**Task to complete**:
Restate the full set of records exactly, without adding or dropping a word.

**Data for this exercise**:
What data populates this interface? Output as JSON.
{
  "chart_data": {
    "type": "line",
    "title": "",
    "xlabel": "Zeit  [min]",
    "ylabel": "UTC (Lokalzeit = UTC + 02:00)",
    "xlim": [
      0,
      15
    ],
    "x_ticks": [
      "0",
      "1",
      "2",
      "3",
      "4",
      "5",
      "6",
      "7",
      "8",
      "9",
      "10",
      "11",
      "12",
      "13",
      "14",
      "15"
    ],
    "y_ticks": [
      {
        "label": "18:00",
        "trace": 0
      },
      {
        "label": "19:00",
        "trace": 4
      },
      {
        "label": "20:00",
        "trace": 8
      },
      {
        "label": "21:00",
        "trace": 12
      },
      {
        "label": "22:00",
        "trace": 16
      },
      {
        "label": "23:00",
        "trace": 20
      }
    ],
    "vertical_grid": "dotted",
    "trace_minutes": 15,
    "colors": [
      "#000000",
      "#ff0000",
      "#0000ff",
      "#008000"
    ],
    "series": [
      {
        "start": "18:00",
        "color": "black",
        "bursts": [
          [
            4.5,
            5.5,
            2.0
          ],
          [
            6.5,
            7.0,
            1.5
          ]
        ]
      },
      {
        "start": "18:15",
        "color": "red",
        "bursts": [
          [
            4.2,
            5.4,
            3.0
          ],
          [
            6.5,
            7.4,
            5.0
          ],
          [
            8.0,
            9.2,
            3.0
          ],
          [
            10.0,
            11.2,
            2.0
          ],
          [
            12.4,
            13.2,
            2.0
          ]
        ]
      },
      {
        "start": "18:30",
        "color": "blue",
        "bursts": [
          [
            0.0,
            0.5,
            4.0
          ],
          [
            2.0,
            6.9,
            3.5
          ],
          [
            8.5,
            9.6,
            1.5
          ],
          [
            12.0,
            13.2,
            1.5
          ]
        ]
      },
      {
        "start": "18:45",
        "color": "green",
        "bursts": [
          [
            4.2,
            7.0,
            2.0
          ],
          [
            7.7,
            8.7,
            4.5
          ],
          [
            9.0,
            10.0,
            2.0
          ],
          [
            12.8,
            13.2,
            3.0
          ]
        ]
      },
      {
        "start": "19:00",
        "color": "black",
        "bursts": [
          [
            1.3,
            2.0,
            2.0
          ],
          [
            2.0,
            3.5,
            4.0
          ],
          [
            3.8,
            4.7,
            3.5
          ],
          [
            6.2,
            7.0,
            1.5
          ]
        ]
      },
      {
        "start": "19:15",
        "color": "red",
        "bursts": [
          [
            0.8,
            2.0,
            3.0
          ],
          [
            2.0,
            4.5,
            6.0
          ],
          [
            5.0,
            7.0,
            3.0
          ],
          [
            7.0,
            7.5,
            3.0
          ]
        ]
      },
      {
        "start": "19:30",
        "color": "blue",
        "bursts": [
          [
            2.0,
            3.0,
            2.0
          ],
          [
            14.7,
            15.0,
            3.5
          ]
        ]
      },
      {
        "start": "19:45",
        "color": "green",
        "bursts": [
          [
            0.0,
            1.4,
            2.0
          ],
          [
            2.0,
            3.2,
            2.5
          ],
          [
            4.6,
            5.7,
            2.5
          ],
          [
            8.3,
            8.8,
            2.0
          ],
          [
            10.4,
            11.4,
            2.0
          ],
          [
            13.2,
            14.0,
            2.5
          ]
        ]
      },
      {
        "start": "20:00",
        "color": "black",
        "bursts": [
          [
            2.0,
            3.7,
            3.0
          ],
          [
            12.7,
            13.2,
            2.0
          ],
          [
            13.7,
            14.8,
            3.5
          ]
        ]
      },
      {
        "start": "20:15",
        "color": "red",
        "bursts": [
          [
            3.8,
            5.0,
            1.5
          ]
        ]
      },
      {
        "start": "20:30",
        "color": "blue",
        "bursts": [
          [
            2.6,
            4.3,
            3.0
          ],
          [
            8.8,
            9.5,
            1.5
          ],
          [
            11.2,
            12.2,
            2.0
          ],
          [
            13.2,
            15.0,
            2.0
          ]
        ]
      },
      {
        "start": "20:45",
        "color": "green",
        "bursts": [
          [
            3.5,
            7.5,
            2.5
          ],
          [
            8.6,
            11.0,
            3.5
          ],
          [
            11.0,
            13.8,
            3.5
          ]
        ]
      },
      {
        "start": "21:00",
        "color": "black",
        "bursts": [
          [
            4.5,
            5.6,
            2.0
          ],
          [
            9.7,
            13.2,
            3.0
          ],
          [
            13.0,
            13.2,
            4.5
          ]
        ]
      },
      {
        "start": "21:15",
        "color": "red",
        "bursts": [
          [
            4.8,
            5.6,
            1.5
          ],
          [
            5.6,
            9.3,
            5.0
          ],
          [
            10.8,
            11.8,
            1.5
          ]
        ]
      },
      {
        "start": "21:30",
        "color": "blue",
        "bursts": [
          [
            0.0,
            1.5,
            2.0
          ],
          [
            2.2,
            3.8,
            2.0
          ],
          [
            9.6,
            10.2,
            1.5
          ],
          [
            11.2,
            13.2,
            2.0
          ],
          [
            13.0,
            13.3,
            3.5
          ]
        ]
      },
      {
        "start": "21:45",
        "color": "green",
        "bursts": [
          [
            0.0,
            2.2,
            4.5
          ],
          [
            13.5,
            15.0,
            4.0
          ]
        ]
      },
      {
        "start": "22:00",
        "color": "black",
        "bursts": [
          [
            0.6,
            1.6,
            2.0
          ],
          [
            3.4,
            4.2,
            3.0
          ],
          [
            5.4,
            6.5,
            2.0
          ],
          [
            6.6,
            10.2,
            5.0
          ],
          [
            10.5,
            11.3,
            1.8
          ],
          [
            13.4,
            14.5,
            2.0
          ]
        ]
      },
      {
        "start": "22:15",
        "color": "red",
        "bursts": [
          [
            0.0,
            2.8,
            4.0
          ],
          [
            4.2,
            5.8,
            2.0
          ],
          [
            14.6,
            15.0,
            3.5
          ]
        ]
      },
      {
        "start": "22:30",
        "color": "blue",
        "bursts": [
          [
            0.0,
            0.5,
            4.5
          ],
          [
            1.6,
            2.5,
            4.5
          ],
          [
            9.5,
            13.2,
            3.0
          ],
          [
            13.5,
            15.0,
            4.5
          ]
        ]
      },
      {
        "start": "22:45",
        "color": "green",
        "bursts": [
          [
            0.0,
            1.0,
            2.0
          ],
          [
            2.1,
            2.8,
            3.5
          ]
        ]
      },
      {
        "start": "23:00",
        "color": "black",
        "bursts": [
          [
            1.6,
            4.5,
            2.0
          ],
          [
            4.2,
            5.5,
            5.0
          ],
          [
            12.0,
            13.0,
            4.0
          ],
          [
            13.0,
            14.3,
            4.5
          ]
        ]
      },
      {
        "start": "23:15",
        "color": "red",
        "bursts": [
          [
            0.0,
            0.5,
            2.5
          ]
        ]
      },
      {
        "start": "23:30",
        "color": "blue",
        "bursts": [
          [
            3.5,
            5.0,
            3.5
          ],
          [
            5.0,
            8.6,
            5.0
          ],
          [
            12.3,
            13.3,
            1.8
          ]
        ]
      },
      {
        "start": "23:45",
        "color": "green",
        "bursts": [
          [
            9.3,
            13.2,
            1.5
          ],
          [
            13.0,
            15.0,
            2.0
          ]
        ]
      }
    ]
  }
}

**Correct result**:
What data populates this interface? Output as JSON.
{
  "chart_data": {
    "type": "line",
    "title": "",
    "xlabel": "Zeit  [min]",
    "ylabel": "UTC (Lokalzeit = UTC + 02:00)",
    "xlim": [
      0,
      15
    ],
    "x_ticks": [
      "0",
      "1",
      "2",
      "3",
      "4",
      "5",
      "6",
      "7",
      "8",
      "9",
      "10",
      "11",
      "12",
      "13",
      "14",
      "15"
    ],
    "y_ticks": [
      {
        "label": "18:00",
        "trace": 0
      },
      {
        "label": "19:00",
        "trace": 4
      },
      {
        "label": "20:00",
        "trace": 8
      },
      {
        "label": "21:00",
        "trace": 12
      },
      {
        "label": "22:00",
        "trace": 16
      },
      {
        "label": "23:00",
        "trace": 20
      }
    ],
    "vertical_grid": "dotted",
    "trace_minutes": 15,
    "colors": [
      "#000000",
      "#ff0000",
      "#0000ff",
      "#008000"
    ],
    "series": [
      {
        "start": "18:00",
        "color": "black",
        "bursts": [
          [
            4.5,
            5.5,
            2.0
          ],
          [
            6.5,
            7.0,
            1.5
          ]
        ]
      },
      {
        "start": "18:15",
        "color": "red",
        "bursts": [
          [
            4.2,
            5.4,
            3.0
          ],
          [
            6.5,
            7.4,
            5.0
          ],
          [
            8.0,
            9.2,
            3.0
          ],
          [
            10.0,
            11.2,
            2.0
          ],
          [
            12.4,
            13.2,
            2.0
          ]
        ]
      },
      {
        "start": "18:30",
        "color": "blue",
        "bursts": [
          [
            0.0,
            0.5,
            4.0
          ],
          [
            2.0,
            6.9,
            3.5
          ],
          [
            8.5,
            9.6,
            1.5
          ],
          [
            12.0,
            13.2,
            1.5
          ]
        ]
      },
      {
        "start": "18:45",
        "color": "green",
        "bursts": [
          [
            4.2,
            7.0,
            2.0
          ],
          [
            7.7,
            8.7,
            4.5
          ],
          [
            9.0,
            10.0,
            2.0
          ],
          [
            12.8,
            13.2,
            3.0
          ]
        ]
      },
      {
        "start": "19:00",
        "color": "black",
        "bursts": [
          [
            1.3,
            2.0,
            2.0
          ],
          [
            2.0,
            3.5,
            4.0
          ],
          [
            3.8,
            4.7,
            3.5
          ],
          [
            6.2,
            7.0,
            1.5
          ]
        ]
      },
      {
        "start": "19:15",
        "color": "red",
        "bursts": [
          [
            0.8,
            2.0,
            3.0
          ],
          [
            2.0,
            4.5,
            6.0
          ],
          [
            5.0,
            7.0,
            3.0
          ],
          [
            7.0,
            7.5,
            3.0
          ]
        ]
      },
      {
        "start": "19:30",
        "color": "blue",
        "bursts": [
          [
            2.0,
            3.0,
            2.0
          ],
          [
            14.7,
            15.0,
            3.5
          ]
        ]
      },
      {
        "start": "19:45",
        "color": "green",
        "bursts": [
          [
            0.0,
            1.4,
            2.0
          ],
          [
            2.0,
            3.2,
            2.5
          ],
          [
            4.6,
            5.7,
            2.5
          ],
          [
            8.3,
            8.8,
            2.0
          ],
          [
            10.4,
            11.4,
            2.0
          ],
          [
            13.2,
            14.0,
            2.5
          ]
        ]
      },
      {
        "start": "20:00",
        "color": "black",
        "bursts": [
          [
            2.0,
            3.7,
            3.0
          ],
          [
            12.7,
            13.2,
            2.0
          ],
          [
            13.7,
            14.8,
            3.5
          ]
        ]
      },
      {
        "start": "20:15",
        "color": "red",
        "bursts": [
          [
            3.8,
            5.0,
            1.5
          ]
        ]
      },
      {
        "start": "20:30",
        "color": "blue",
        "bursts": [
          [
            2.6,
            4.3,
            3.0
          ],
          [
            8.8,
            9.5,
            1.5
          ],
          [
            11.2,
            12.2,
            2.0
          ],
          [
            13.2,
            15.0,
            2.0
          ]
        ]
      },
      {
        "start": "20:45",
        "color": "green",
        "bursts": [
          [
            3.5,
            7.5,
            2.5
          ],
          [
            8.6,
            11.0,
            3.5
          ],
          [
            11.0,
            13.8,
            3.5
          ]
        ]
      },
      {
        "start": "21:00",
        "color": "black",
        "bursts": [
          [
            4.5,
            5.6,
            2.0
          ],
          [
            9.7,
            13.2,
            3.0
          ],
          [
            13.0,
            13.2,
            4.5
          ]
        ]
      },
      {
        "start": "21:15",
        "color": "red",
        "bursts": [
          [
            4.8,
            5.6,
            1.5
          ],
          [
            5.6,
            9.3,
            5.0
          ],
          [
            10.8,
            11.8,
            1.5
          ]
        ]
      },
      {
        "start": "21:30",
        "color": "blue",
        "bursts": [
          [
            0.0,
            1.5,
            2.0
          ],
          [
            2.2,
            3.8,
            2.0
          ],
          [
            9.6,
            10.2,
            1.5
          ],
          [
            11.2,
            13.2,
            2.0
          ],
          [
            13.0,
            13.3,
            3.5
          ]
        ]
      },
      {
        "start": "21:45",
        "color": "green",
        "bursts": [
          [
            0.0,
            2.2,
            4.5
          ],
          [
            13.5,
            15.0,
            4.0
          ]
        ]
      },
      {
        "start": "22:00",
        "color": "black",
        "bursts": [
          [
            0.6,
            1.6,
            2.0
          ],
          [
            3.4,
            4.2,
            3.0
          ],
          [
            5.4,
            6.5,
            2.0
          ],
          [
            6.6,
            10.2,
            5.0
          ],
          [
            10.5,
            11.3,
            1.8
          ],
          [
            13.4,
            14.5,
            2.0
          ]
        ]
      },
      {
        "start": "22:15",
        "color": "red",
        "bursts": [
          [
            0.0,
            2.8,
            4.0
          ],
          [
            4.2,
            5.8,
            2.0
          ],
          [
            14.6,
            15.0,
            3.5
          ]
        ]
      },
      {
        "start": "22:30",
        "color": "blue",
        "bursts": [
          [
            0.0,
            0.5,
            4.5
          ],
          [
            1.6,
            2.5,
            4.5
          ],
          [
            9.5,
            13.2,
            3.0
          ],
          [
            13.5,
            15.0,
            4.5
          ]
        ]
      },
      {
        "start": "22:45",
        "color": "green",
        "bursts": [
          [
            0.0,
            1.0,
            2.0
          ],
          [
            2.1,
            2.8,
            3.5
          ]
        ]
      },
      {
        "start": "23:00",
        "color": "black",
        "bursts": [
          [
            1.6,
            4.5,
            2.0
          ],
          [
            4.2,
            5.5,
            5.0
          ],
          [
            12.0,
            13.0,
            4.0
          ],
          [
            13.0,
            14.3,
            4.5
          ]
        ]
      },
      {
        "start": "23:15",
        "color": "red",
        "bursts": [
          [
            0.0,
            0.5,
            2.5
          ]
        ]
      },
      {
        "start": "23:30",
        "color": "blue",
        "bursts": [
          [
            3.5,
            5.0,
            3.5
          ],
          [
            5.0,
            8.6,
            5.0
          ],
          [
            12.3,
            13.3,
            1.8
          ]
        ]
      },
      {
        "start": "23:45",
        "color": "green",
        "bursts": [
          [
            9.3,
            13.2,
            1.5
          ],
          [
            13.0,
            15.0,
            2.0
          ]
        ]
      }
    ]
  }
}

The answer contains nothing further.